start Entries provided

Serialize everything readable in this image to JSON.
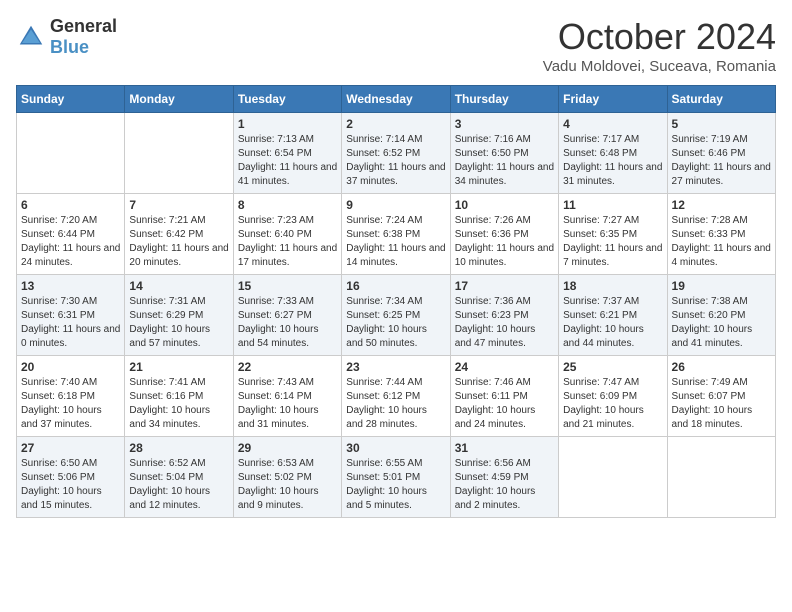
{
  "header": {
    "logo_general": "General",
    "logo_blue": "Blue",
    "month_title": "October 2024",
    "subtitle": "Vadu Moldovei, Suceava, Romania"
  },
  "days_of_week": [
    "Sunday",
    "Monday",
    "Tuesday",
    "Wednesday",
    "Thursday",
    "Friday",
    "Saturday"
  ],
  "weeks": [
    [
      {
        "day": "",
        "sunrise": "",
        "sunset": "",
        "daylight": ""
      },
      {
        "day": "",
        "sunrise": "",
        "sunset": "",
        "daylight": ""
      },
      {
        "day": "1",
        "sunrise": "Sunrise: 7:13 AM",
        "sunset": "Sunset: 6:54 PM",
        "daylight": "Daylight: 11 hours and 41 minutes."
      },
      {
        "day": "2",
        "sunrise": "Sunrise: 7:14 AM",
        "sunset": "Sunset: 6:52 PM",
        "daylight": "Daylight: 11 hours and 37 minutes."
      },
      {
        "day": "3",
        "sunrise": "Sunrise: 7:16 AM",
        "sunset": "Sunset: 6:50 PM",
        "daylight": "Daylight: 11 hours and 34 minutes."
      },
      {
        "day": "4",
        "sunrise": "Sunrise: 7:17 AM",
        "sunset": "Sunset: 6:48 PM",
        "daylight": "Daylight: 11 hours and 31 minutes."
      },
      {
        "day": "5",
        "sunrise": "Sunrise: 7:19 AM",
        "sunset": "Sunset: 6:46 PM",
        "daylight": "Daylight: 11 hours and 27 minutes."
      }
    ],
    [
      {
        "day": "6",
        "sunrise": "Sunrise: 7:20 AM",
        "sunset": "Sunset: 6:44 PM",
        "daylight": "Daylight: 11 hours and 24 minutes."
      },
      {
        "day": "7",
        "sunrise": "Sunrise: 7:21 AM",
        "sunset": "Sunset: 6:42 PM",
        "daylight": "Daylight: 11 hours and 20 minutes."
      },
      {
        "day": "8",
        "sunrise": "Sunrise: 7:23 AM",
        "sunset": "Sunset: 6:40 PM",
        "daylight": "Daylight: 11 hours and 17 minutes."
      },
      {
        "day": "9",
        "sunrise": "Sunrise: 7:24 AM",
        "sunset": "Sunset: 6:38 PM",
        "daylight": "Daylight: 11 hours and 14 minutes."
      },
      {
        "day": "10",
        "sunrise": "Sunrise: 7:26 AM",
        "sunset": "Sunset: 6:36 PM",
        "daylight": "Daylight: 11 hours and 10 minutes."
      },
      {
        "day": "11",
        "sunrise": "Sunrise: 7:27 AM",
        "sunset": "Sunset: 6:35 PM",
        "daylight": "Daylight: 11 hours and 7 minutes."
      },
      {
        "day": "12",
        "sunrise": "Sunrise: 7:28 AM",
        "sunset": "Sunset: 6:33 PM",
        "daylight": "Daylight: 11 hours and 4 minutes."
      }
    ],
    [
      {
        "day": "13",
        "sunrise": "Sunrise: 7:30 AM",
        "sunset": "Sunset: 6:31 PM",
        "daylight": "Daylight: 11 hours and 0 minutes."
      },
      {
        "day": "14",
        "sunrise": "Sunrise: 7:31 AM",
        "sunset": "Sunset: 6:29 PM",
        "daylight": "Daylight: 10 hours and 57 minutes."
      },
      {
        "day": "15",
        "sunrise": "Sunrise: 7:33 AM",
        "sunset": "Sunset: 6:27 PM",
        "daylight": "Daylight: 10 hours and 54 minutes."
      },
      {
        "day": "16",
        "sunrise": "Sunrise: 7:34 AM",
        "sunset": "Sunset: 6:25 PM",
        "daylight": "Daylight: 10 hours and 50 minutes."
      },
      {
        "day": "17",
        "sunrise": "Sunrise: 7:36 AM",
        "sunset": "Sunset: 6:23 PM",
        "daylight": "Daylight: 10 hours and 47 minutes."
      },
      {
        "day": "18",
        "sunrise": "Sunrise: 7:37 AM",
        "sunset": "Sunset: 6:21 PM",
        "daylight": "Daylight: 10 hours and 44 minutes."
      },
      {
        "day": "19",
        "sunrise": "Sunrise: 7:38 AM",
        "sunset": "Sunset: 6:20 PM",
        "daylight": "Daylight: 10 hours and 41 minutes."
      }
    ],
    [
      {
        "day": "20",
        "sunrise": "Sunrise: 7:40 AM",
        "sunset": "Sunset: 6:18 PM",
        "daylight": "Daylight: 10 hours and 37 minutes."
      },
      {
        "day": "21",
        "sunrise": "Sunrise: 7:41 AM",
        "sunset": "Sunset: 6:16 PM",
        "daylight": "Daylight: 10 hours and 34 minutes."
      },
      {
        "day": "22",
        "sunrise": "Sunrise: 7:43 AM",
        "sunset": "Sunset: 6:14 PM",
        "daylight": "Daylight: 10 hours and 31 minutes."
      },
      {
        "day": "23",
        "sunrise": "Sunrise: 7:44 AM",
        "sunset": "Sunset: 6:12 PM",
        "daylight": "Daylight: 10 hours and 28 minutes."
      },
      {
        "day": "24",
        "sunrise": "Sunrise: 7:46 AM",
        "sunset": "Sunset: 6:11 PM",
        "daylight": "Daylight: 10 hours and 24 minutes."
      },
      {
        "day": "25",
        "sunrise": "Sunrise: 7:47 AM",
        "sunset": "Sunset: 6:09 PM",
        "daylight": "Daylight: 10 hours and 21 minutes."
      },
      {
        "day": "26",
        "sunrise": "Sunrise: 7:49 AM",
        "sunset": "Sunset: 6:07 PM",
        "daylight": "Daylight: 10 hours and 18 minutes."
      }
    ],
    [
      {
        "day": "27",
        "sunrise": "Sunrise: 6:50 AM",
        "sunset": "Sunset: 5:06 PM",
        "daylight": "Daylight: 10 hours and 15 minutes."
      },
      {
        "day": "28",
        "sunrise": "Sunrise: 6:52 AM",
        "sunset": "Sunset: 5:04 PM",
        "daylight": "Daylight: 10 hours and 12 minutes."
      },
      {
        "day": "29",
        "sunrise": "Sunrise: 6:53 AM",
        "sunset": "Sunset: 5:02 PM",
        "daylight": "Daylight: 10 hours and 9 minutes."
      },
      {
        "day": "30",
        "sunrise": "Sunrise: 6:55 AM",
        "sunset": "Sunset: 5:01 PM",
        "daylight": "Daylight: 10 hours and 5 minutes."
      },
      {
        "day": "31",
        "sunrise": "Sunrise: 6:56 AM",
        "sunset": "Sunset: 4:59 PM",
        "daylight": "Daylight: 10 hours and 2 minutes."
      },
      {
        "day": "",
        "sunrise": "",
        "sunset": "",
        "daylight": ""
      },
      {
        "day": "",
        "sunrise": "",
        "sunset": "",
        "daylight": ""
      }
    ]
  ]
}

end Entries provided
start Entries provided

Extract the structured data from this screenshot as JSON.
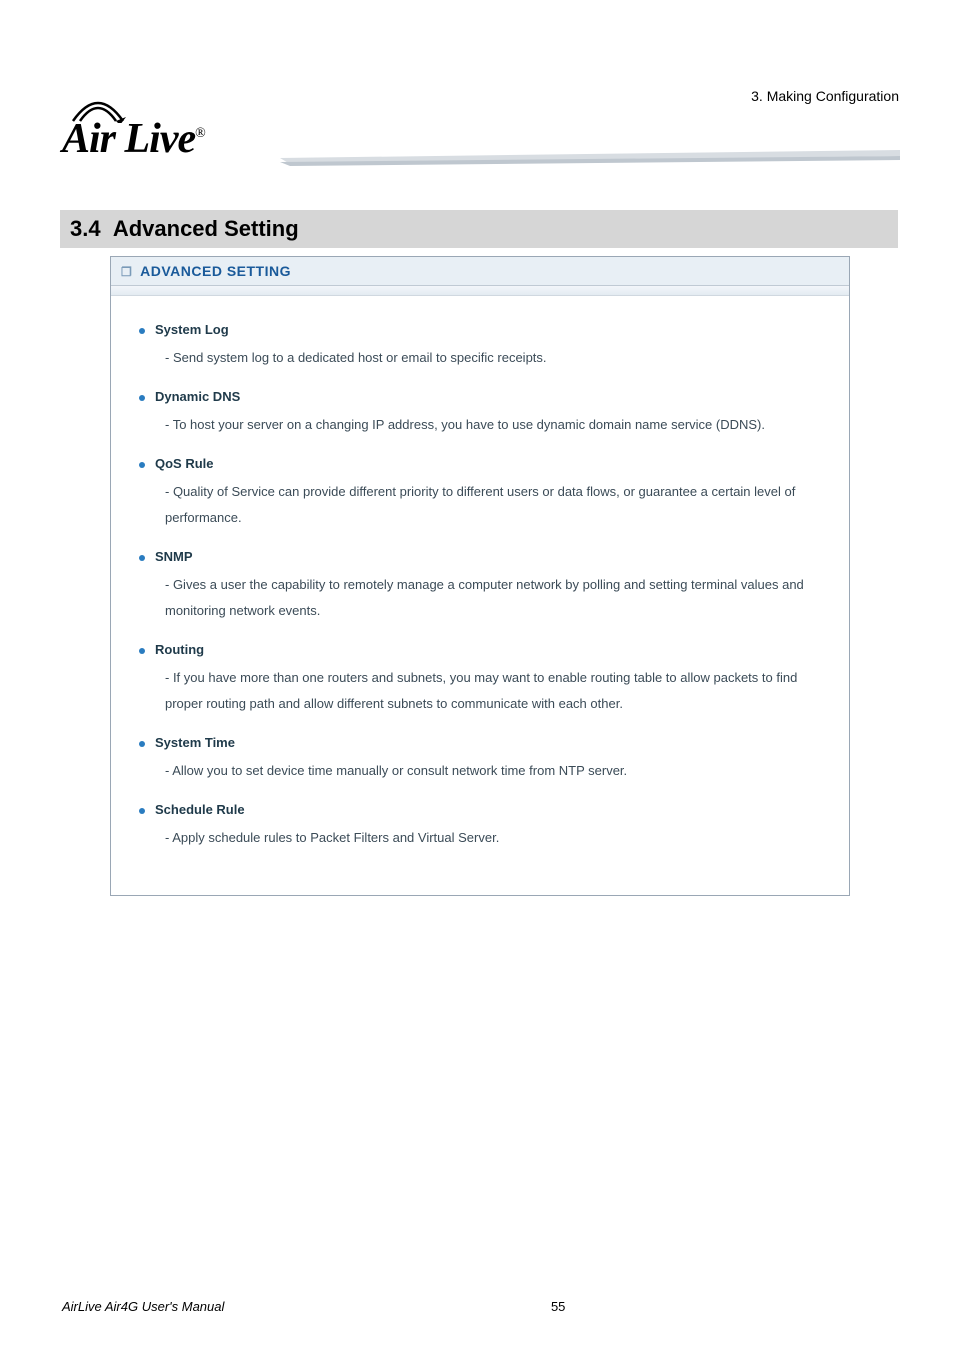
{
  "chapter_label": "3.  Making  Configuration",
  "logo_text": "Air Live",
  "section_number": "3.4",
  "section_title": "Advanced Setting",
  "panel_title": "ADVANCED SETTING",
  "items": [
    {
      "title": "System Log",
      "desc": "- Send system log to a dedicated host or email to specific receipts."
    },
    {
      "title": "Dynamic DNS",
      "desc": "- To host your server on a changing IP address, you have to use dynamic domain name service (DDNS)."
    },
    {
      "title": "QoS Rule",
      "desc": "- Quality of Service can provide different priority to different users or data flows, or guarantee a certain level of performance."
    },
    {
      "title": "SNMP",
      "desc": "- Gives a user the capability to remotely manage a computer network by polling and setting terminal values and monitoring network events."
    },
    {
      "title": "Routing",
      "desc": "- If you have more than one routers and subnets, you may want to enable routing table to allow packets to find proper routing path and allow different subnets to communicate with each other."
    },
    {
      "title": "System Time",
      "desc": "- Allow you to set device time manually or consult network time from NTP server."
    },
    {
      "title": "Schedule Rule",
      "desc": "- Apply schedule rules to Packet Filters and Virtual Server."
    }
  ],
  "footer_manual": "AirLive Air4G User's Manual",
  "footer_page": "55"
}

end Entries provided

Aim of the exercise: Pick out lines containing the word "from", each one as written.

Answer to the problem:
Extract the structured data from this screenshot as JSON.
      "desc": "- Allow you to set device time manually or consult network time from NTP server."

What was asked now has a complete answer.